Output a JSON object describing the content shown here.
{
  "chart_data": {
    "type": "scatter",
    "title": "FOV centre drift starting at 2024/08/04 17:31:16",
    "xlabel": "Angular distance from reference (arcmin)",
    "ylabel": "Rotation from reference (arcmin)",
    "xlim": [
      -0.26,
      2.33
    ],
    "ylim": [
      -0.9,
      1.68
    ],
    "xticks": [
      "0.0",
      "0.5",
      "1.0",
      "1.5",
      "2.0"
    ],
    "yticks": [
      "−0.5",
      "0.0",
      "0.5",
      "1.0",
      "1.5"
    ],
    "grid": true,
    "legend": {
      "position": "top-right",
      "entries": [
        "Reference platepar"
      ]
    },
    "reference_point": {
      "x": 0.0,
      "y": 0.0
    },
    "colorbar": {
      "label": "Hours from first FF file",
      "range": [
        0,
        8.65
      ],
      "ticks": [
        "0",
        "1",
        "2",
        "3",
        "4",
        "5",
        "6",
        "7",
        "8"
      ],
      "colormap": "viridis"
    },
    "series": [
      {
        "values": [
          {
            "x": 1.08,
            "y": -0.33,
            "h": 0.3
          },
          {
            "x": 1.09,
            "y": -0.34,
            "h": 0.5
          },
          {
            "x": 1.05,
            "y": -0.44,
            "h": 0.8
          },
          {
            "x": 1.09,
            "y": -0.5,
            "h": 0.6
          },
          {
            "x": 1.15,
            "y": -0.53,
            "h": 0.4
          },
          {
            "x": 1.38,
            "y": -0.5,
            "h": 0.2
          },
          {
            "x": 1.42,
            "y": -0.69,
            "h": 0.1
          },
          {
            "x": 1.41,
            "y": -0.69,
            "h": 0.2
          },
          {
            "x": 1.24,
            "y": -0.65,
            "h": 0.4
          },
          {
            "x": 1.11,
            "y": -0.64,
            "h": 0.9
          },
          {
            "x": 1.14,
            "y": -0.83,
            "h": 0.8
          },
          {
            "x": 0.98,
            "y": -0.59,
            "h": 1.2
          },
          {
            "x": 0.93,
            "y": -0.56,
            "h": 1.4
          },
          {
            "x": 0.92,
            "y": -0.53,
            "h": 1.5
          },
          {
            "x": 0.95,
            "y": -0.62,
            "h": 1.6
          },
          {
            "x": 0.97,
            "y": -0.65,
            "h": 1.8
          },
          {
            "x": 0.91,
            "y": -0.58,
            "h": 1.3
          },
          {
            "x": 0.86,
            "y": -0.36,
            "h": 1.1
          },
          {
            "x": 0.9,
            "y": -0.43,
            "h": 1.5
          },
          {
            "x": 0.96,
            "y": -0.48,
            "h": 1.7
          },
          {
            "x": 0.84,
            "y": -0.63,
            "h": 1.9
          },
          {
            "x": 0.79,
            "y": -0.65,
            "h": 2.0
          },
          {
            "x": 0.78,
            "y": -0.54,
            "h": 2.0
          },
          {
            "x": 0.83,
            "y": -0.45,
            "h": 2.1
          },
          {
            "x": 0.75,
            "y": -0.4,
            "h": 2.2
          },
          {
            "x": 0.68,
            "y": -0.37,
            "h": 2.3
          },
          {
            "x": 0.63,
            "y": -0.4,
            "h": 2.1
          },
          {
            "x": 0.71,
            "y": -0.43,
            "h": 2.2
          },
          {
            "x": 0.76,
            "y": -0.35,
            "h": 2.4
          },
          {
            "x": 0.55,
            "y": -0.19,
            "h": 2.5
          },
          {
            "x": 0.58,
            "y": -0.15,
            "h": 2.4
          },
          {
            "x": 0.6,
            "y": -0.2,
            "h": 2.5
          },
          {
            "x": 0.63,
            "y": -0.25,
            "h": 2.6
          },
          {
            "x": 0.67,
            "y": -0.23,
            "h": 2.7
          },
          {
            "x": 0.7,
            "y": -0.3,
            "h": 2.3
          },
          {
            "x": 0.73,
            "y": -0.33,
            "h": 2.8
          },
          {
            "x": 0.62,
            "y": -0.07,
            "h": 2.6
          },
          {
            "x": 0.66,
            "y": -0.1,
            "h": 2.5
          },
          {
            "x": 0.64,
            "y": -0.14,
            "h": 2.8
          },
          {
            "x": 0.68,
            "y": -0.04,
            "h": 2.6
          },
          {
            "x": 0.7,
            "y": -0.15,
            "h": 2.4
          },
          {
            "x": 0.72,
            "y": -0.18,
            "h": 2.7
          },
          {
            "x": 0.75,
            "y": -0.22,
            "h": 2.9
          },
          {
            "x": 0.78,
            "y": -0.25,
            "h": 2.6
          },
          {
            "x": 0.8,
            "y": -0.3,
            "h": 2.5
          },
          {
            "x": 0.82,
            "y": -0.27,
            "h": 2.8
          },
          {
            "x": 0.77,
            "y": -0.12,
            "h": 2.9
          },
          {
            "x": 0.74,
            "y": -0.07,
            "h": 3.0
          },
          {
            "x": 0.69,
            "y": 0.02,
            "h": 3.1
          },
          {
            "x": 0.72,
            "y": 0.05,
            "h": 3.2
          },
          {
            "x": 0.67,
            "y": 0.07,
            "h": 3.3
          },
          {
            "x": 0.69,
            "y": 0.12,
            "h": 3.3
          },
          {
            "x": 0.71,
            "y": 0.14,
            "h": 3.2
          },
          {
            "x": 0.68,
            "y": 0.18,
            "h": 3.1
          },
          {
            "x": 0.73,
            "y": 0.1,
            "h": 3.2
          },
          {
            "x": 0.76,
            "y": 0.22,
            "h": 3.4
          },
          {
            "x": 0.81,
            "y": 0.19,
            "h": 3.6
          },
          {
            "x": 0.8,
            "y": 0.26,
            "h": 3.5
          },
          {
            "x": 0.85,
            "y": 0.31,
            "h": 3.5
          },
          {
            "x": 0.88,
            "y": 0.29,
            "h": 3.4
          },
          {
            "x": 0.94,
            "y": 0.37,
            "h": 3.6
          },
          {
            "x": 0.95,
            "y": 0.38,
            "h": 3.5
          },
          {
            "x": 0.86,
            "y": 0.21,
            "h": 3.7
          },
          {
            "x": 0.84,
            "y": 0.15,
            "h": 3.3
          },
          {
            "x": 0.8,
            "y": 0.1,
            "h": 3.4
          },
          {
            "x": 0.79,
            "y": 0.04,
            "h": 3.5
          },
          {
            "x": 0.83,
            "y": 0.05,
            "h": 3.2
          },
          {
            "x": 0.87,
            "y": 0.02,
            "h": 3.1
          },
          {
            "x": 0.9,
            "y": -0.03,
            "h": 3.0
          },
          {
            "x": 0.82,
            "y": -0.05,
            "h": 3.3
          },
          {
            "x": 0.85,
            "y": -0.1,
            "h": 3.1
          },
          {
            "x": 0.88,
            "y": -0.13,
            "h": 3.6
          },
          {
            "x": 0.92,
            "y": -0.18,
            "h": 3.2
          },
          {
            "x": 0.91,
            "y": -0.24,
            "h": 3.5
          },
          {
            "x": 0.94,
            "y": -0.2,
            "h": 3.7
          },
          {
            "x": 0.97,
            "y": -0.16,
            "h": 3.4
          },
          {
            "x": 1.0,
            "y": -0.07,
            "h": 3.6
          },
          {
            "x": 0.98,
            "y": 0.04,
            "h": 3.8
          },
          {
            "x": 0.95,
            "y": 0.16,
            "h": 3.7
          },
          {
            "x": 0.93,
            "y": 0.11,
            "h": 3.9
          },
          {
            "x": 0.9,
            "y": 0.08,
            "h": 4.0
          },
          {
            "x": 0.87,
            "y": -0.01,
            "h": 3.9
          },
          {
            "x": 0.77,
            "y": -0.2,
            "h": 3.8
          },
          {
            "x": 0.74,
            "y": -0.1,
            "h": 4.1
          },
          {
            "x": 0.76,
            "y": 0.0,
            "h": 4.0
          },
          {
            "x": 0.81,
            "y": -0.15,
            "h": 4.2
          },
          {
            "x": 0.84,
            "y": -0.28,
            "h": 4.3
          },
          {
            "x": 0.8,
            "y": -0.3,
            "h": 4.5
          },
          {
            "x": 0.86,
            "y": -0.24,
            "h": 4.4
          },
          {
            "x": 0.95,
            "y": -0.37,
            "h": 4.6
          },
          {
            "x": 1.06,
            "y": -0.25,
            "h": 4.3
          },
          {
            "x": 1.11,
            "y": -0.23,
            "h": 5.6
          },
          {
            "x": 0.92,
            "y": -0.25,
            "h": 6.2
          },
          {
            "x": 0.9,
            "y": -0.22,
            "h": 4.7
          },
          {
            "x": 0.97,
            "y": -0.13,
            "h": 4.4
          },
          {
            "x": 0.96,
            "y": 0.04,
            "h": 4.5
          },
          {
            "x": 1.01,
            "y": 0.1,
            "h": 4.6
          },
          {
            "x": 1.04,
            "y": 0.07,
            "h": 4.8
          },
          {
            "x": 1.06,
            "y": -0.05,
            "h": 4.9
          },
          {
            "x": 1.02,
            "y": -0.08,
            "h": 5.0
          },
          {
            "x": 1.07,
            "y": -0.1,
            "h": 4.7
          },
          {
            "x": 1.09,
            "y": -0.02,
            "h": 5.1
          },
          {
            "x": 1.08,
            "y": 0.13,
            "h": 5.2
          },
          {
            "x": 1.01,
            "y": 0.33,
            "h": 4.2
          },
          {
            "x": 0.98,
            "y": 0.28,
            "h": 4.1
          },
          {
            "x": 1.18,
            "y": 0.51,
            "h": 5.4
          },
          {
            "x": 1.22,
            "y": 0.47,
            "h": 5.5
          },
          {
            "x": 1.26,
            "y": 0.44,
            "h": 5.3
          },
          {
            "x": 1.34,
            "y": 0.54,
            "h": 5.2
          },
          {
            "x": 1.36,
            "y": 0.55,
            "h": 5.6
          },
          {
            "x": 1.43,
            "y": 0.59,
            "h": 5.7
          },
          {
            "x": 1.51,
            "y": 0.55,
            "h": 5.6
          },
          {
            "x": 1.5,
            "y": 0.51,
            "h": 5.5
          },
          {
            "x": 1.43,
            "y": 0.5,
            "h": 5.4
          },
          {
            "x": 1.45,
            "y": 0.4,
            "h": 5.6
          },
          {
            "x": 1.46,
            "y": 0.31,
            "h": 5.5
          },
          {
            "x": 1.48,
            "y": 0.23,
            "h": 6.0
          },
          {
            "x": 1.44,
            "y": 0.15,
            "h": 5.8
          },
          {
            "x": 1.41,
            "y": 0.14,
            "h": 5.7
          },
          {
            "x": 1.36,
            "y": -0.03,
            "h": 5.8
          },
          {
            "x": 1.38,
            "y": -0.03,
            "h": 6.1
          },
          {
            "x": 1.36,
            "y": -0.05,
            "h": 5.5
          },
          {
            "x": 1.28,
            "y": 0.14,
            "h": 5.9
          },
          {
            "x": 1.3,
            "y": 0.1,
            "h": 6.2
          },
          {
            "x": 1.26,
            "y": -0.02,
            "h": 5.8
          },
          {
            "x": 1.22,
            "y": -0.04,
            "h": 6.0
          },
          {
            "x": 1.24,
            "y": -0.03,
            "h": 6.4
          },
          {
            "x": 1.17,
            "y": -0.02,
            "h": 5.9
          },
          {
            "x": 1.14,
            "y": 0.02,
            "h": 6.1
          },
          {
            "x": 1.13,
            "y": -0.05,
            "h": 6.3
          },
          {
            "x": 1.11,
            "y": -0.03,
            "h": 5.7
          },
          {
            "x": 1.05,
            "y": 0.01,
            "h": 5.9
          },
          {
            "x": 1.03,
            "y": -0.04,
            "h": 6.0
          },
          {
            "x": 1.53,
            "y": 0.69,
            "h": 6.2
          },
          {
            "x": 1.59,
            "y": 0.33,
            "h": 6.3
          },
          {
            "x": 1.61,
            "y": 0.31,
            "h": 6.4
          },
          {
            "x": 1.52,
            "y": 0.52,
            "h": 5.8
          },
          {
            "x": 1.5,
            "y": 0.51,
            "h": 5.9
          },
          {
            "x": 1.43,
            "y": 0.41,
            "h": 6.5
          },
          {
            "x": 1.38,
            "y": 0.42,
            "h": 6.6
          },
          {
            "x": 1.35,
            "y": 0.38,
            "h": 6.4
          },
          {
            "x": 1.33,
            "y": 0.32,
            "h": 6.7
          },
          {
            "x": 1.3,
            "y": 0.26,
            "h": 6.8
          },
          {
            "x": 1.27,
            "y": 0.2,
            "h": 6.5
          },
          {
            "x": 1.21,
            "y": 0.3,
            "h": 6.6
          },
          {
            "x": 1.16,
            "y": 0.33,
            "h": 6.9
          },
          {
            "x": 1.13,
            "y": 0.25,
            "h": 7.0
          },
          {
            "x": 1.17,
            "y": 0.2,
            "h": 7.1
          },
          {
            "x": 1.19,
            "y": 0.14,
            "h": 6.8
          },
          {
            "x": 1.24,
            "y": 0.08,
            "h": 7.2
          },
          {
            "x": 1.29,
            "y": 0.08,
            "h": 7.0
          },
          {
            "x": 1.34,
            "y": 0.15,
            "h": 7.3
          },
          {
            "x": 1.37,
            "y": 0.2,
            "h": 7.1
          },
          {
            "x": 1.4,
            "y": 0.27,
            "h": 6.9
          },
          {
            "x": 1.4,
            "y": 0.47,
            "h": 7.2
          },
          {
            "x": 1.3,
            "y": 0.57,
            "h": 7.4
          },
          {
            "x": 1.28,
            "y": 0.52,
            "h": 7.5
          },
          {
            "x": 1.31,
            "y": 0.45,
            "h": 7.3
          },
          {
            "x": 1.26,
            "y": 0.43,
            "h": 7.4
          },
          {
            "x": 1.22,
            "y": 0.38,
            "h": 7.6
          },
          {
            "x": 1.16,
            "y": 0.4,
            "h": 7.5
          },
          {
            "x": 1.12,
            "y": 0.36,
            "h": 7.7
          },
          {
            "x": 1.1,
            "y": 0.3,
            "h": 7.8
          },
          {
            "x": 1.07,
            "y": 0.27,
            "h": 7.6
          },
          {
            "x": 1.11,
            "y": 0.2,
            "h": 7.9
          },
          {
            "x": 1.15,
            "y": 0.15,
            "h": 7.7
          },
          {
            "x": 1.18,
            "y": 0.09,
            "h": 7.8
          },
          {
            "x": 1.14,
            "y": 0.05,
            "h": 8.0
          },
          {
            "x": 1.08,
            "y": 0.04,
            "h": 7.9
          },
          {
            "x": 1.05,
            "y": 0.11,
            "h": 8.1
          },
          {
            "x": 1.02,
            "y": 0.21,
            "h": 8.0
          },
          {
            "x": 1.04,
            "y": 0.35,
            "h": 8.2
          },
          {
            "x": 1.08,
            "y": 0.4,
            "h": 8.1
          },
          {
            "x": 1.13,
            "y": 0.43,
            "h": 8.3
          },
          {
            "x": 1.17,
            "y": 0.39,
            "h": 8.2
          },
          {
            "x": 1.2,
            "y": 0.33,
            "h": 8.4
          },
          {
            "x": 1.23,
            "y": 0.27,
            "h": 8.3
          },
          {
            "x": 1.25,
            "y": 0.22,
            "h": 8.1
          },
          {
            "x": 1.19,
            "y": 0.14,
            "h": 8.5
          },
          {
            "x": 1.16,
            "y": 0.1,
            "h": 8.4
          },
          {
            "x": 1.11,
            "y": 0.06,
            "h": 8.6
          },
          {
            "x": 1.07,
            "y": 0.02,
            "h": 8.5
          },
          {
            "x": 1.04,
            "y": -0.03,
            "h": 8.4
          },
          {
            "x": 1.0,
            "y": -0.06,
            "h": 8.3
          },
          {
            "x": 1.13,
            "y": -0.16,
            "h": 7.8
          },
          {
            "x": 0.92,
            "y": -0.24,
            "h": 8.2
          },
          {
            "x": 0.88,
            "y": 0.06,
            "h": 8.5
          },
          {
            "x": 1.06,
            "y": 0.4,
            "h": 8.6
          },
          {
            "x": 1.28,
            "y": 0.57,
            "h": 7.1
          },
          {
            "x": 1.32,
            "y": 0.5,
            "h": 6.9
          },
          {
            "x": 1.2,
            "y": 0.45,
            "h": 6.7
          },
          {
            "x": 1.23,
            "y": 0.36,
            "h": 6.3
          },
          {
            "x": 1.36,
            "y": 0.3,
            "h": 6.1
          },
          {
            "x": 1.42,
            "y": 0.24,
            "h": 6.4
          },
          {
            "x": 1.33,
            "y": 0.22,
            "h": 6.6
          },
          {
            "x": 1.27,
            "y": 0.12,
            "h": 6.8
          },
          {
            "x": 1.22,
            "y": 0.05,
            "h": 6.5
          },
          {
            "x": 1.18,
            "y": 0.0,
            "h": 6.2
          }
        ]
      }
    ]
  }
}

DIRECTIONS
In the records above, find each line with the word "arcmin" and copy it.

RIGHT ANSWER
    "xlabel": "Angular distance from reference (arcmin)",
    "ylabel": "Rotation from reference (arcmin)",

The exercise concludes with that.